# WHAT YOU NEED TO DO
The listing below is to be output in its exact form.
+++ ENTRIES SHOWN
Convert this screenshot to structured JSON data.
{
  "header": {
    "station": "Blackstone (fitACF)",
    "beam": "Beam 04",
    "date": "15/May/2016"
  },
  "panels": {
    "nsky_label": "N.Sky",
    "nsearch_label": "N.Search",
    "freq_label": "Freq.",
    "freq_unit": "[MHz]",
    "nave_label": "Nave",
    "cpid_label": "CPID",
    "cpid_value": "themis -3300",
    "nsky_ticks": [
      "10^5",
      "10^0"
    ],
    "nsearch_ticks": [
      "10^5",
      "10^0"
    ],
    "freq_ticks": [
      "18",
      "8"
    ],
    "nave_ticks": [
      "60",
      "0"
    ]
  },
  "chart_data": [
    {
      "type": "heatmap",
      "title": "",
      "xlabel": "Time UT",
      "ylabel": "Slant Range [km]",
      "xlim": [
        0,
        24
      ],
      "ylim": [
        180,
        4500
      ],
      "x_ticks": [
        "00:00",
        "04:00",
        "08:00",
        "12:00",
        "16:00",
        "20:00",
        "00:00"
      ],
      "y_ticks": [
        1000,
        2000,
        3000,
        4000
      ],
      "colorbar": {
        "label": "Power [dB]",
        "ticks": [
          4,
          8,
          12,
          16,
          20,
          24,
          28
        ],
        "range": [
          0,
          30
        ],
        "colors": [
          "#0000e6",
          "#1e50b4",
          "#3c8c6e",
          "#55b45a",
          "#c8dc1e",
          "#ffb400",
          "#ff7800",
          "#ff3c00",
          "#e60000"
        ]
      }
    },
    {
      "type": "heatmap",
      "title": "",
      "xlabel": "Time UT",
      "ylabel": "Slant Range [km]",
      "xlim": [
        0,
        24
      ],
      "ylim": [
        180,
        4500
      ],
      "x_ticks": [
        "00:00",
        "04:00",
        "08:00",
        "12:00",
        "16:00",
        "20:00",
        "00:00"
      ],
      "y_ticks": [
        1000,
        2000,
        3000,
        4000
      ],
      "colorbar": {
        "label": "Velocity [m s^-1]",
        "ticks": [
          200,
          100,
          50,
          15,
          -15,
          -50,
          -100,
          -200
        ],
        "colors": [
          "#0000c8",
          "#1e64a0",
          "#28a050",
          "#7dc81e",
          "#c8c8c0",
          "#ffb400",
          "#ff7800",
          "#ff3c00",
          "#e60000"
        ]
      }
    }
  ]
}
++++++
# SOLUTION FOR THIS TASK
Convert this screenshot to structured JSON data.
{
  "header": {
    "station": "Blackstone (fitACF)",
    "beam": "Beam 04",
    "date": "15/May/2016"
  },
  "panels": {
    "nsky_label": "N.Sky",
    "nsearch_label": "N.Search",
    "freq_label": "Freq.",
    "freq_unit": "[MHz]",
    "nave_label": "Nave",
    "cpid_label": "CPID",
    "cpid_value": "themis -3300",
    "nsky_ticks": [
      "10^5",
      "10^0"
    ],
    "nsearch_ticks": [
      "10^5",
      "10^0"
    ],
    "freq_ticks": [
      "18",
      "8"
    ],
    "nave_ticks": [
      "60",
      "0"
    ]
  },
  "chart_data": [
    {
      "type": "heatmap",
      "title": "",
      "xlabel": "Time UT",
      "ylabel": "Slant Range [km]",
      "xlim": [
        0,
        24
      ],
      "ylim": [
        180,
        4500
      ],
      "x_ticks": [
        "00:00",
        "04:00",
        "08:00",
        "12:00",
        "16:00",
        "20:00",
        "00:00"
      ],
      "y_ticks": [
        1000,
        2000,
        3000,
        4000
      ],
      "colorbar": {
        "label": "Power [dB]",
        "ticks": [
          4,
          8,
          12,
          16,
          20,
          24,
          28
        ],
        "range": [
          0,
          30
        ],
        "colors": [
          "#0000e6",
          "#1e50b4",
          "#3c8c6e",
          "#55b45a",
          "#c8dc1e",
          "#ffb400",
          "#ff7800",
          "#ff3c00",
          "#e60000"
        ]
      }
    },
    {
      "type": "heatmap",
      "title": "",
      "xlabel": "Time UT",
      "ylabel": "Slant Range [km]",
      "xlim": [
        0,
        24
      ],
      "ylim": [
        180,
        4500
      ],
      "x_ticks": [
        "00:00",
        "04:00",
        "08:00",
        "12:00",
        "16:00",
        "20:00",
        "00:00"
      ],
      "y_ticks": [
        1000,
        2000,
        3000,
        4000
      ],
      "colorbar": {
        "label": "Velocity [m s^-1]",
        "ticks": [
          200,
          100,
          50,
          15,
          -15,
          -50,
          -100,
          -200
        ],
        "colors": [
          "#0000c8",
          "#1e64a0",
          "#28a050",
          "#7dc81e",
          "#c8c8c0",
          "#ffb400",
          "#ff7800",
          "#ff3c00",
          "#e60000"
        ]
      }
    }
  ]
}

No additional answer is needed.